▸ Énoncé: Extrayez tel quel, de l’article sur Nicolas Mathieu, le passage qui va de « Nicolas Mathieu : la » à « de censure ? ».

▸ Texte à lire:
·····

Nicolas Mathieu : la macronie s’en délecte, elle le débecte
Emmanuel Macron et Nicolas Mathieu. (Albert Facelly. Marie Rouge/Libération)
Depuis l’été, Nicolas Mathieu nourrit le projet d’ensevelir Gérald Darmanin «sous un déluge de nos histoires de cul». L’averse, 176 pages d’émois adolescents, souvenirs enfiévrés et corps hésitants, est prévue mercredi avec la sortie de Lire et dire le désir (éditions Thierry Magnier). Qui d’autre que le Prix Goncourt 2018, ennemi public de la macronie, pour mener cette croisade contre un ministre de l’Intérieur accusé de censure ?

·····

▸ Documents fournis:
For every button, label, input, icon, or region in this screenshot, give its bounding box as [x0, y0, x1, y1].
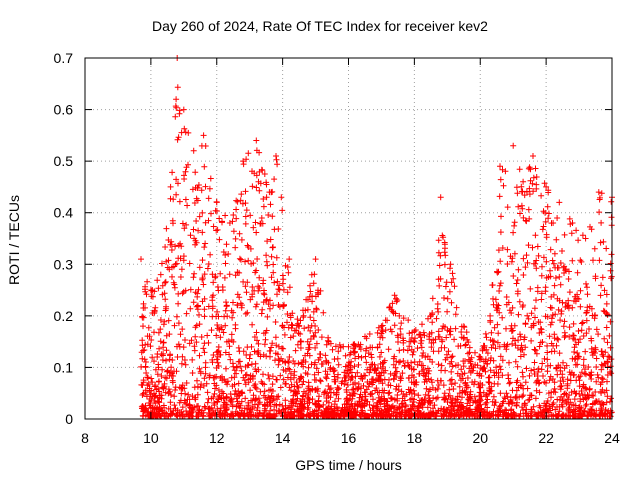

·····

▸ Résultat obtenu:
Nicolas Mathieu : la macronie s’en délecte, elle le débecte
Emmanuel Macron et Nicolas Mathieu. (Albert Facelly. Marie Rouge/Libération)
Depuis l’été, Nicolas Mathieu nourrit le projet d’ensevelir Gérald Darmanin «sous un déluge de nos histoires de cul». L’averse, 176 pages d’émois adolescents, souvenirs enfiévrés et corps hésitants, est prévue mercredi avec la sortie de Lire et dire le désir (éditions Thierry Magnier). Qui d’autre que le Prix Goncourt 2018, ennemi public de la macronie, pour mener cette croisade contre un ministre de l’Intérieur accusé de censure ?